What is needed
Copy the material from its first line through the line that contains "net-totals-label: Net Totals", changing "Subcontractors" to "Subs" and keeping everything else the same.

****

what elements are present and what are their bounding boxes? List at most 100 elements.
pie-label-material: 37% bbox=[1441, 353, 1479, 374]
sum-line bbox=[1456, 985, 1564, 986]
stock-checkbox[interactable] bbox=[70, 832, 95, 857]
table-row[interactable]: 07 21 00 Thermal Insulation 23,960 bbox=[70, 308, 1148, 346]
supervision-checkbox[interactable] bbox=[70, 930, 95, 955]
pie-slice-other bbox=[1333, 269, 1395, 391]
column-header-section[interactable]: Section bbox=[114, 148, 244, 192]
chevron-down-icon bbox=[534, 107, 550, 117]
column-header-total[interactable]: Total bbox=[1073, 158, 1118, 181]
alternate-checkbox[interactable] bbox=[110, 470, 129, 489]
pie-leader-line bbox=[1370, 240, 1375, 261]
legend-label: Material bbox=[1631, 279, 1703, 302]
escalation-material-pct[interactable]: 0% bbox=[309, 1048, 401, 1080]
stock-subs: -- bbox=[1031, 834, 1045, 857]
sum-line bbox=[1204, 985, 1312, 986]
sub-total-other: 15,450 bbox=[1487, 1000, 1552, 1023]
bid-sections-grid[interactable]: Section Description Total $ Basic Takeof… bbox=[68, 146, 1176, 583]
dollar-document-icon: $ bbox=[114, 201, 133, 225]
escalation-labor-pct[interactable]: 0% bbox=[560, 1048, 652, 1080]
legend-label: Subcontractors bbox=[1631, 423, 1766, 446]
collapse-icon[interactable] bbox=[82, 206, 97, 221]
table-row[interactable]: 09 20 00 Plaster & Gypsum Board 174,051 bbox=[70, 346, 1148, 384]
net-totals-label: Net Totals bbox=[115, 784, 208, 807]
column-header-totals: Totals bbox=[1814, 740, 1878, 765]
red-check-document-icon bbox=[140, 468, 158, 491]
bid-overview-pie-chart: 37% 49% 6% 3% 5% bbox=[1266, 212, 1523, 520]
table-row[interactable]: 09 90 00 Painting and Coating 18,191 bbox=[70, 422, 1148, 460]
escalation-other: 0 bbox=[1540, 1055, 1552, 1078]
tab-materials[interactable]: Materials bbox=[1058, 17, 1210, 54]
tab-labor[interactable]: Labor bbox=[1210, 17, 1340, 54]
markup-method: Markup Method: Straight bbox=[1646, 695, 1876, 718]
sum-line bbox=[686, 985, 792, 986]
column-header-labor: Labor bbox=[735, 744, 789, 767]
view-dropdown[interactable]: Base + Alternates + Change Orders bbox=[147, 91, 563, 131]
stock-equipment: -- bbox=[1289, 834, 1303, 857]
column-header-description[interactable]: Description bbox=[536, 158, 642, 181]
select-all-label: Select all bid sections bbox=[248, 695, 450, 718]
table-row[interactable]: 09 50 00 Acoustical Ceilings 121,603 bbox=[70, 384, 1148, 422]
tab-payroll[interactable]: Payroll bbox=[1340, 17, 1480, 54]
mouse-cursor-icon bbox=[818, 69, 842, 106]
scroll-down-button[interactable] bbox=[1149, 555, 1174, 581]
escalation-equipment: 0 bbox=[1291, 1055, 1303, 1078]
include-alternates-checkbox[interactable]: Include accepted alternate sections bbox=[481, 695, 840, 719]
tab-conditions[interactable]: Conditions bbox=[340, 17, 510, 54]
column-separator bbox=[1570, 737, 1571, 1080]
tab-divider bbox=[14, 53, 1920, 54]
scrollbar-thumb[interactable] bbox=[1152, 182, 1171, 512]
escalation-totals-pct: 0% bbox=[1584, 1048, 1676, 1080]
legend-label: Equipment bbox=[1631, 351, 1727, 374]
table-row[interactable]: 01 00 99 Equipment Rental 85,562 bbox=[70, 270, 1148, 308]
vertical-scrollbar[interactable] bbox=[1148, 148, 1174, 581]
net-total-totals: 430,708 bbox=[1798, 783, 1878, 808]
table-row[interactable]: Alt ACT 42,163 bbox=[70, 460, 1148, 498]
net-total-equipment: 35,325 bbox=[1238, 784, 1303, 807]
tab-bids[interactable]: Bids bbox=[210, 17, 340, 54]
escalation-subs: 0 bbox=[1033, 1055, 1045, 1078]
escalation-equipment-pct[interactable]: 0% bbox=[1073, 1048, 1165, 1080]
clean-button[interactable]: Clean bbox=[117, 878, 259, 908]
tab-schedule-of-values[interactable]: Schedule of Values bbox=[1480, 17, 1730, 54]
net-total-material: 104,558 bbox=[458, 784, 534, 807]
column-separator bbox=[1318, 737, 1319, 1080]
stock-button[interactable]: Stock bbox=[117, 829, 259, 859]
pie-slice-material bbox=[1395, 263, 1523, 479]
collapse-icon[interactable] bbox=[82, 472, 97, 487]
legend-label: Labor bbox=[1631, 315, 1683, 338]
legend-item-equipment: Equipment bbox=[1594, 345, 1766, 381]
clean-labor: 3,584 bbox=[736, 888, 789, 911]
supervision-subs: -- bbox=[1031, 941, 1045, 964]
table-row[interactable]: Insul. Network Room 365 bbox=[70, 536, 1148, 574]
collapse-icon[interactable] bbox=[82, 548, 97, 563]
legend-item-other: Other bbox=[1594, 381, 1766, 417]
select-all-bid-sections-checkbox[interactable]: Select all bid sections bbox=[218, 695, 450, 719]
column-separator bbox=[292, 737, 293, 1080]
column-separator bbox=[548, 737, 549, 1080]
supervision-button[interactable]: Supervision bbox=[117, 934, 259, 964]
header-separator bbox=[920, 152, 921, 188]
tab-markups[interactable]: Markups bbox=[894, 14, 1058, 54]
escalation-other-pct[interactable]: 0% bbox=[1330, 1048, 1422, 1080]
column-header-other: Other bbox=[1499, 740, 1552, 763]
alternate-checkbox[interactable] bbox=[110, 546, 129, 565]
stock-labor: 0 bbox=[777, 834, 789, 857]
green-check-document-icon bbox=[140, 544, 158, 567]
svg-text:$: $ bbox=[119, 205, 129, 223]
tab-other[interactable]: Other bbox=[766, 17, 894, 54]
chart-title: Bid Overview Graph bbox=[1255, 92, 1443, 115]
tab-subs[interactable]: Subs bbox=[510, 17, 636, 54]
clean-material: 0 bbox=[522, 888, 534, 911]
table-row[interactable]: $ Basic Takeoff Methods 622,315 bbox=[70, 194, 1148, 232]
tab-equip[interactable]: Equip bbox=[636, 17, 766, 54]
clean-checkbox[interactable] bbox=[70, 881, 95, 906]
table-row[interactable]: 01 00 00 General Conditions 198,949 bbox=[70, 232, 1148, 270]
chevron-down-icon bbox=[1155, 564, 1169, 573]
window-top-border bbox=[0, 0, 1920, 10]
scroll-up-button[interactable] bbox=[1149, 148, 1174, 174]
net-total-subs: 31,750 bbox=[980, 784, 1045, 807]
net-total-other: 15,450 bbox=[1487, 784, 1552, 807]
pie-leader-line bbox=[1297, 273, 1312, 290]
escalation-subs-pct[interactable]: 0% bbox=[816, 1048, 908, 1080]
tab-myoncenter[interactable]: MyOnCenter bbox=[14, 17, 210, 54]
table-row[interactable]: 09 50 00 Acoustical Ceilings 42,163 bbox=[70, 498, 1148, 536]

****

Solution to this task
what elements are present and what are their bounding boxes? List at most 100 elements.
pie-label-material: 37% bbox=[1441, 353, 1479, 374]
sum-line bbox=[1456, 985, 1564, 986]
stock-checkbox[interactable] bbox=[70, 832, 95, 857]
table-row[interactable]: 07 21 00 Thermal Insulation 23,960 bbox=[70, 308, 1148, 346]
supervision-checkbox[interactable] bbox=[70, 930, 95, 955]
pie-slice-other bbox=[1333, 269, 1395, 391]
column-header-section[interactable]: Section bbox=[114, 148, 244, 192]
chevron-down-icon bbox=[534, 107, 550, 117]
column-header-total[interactable]: Total bbox=[1073, 158, 1118, 181]
alternate-checkbox[interactable] bbox=[110, 470, 129, 489]
pie-leader-line bbox=[1370, 240, 1375, 261]
legend-label: Material bbox=[1631, 279, 1703, 302]
escalation-material-pct[interactable]: 0% bbox=[309, 1048, 401, 1080]
stock-subs: -- bbox=[1031, 834, 1045, 857]
sum-line bbox=[1204, 985, 1312, 986]
sub-total-other: 15,450 bbox=[1487, 1000, 1552, 1023]
bid-sections-grid[interactable]: Section Description Total $ Basic Takeof… bbox=[68, 146, 1176, 583]
dollar-document-icon: $ bbox=[114, 201, 133, 225]
escalation-labor-pct[interactable]: 0% bbox=[560, 1048, 652, 1080]
legend-label: Subs bbox=[1631, 423, 1766, 446]
collapse-icon[interactable] bbox=[82, 206, 97, 221]
table-row[interactable]: 09 20 00 Plaster & Gypsum Board 174,051 bbox=[70, 346, 1148, 384]
net-totals-label: Net Totals bbox=[115, 784, 208, 807]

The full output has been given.